● **Saved entries**
******

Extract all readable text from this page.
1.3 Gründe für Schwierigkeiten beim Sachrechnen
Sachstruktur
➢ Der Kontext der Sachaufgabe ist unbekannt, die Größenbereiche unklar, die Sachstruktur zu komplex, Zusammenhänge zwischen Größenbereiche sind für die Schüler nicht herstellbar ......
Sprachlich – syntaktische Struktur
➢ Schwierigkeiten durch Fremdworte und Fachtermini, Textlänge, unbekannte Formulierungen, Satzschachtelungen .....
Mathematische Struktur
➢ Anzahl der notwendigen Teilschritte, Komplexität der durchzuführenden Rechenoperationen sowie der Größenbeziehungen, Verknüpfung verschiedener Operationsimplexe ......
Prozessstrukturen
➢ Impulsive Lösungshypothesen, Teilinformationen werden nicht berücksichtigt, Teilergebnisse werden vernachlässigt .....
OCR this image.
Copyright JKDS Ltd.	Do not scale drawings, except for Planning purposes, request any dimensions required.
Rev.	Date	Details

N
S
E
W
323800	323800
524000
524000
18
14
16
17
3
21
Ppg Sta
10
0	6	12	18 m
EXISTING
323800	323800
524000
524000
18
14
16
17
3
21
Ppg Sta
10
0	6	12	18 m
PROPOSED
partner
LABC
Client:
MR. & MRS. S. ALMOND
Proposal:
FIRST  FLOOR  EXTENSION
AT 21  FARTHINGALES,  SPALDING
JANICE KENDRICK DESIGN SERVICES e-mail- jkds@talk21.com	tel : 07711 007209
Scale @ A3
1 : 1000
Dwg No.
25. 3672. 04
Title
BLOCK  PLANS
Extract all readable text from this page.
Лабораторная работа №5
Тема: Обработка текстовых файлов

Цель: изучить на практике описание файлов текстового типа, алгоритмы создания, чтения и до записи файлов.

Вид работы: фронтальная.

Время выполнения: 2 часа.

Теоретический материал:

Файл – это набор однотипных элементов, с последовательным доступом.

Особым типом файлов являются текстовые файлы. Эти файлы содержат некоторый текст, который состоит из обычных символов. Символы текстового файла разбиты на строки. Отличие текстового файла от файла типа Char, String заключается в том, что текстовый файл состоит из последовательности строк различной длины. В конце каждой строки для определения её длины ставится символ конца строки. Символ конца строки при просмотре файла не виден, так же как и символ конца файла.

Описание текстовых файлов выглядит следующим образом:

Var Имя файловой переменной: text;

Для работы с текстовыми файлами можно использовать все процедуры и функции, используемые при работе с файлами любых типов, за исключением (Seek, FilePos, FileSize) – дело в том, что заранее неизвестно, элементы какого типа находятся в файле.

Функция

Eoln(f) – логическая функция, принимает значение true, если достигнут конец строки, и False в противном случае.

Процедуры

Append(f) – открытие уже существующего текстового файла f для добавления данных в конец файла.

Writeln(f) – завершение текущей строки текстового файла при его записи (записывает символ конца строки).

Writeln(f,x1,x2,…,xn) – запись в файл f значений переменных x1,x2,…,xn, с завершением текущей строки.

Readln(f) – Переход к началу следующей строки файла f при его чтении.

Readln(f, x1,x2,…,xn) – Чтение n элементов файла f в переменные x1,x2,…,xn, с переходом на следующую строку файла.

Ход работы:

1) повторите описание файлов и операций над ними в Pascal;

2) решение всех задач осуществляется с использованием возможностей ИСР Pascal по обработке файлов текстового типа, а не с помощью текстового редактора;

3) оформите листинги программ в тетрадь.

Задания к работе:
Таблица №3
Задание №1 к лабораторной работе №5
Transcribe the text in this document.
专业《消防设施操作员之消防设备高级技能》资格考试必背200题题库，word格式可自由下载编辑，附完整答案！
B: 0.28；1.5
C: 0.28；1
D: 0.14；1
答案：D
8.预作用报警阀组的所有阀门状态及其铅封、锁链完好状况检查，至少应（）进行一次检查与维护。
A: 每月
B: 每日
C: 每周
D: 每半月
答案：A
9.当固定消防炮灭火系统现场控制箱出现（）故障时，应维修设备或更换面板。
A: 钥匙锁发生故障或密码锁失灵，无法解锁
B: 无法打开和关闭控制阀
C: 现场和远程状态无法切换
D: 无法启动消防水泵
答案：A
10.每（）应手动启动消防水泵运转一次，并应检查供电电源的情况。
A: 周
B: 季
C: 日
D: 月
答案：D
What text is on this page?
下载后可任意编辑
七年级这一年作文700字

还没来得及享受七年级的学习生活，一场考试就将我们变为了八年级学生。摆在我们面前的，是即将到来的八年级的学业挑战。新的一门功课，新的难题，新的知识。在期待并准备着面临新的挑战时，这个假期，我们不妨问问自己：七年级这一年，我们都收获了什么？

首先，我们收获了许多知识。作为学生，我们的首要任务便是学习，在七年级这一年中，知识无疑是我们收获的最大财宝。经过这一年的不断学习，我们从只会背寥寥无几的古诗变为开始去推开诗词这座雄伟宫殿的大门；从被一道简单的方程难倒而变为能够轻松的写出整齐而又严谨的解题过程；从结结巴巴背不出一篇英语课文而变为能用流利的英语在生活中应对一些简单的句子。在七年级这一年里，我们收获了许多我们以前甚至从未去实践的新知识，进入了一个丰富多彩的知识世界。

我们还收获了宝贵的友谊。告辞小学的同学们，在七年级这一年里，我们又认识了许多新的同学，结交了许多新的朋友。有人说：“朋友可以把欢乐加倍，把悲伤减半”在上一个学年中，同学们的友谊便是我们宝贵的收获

******

● **AIM**
Your task is to gather every line with the word "Sachstruktur" and copy it.

● **EXERCISE ANSWER**
Sachstruktur
➢ Der Kontext der Sachaufgabe ist unbekannt, die Größenbereiche unklar, die Sachstruktur zu komplex, Zusammenhänge zwischen Größenbereiche sind für die Schüler nicht herstellbar ......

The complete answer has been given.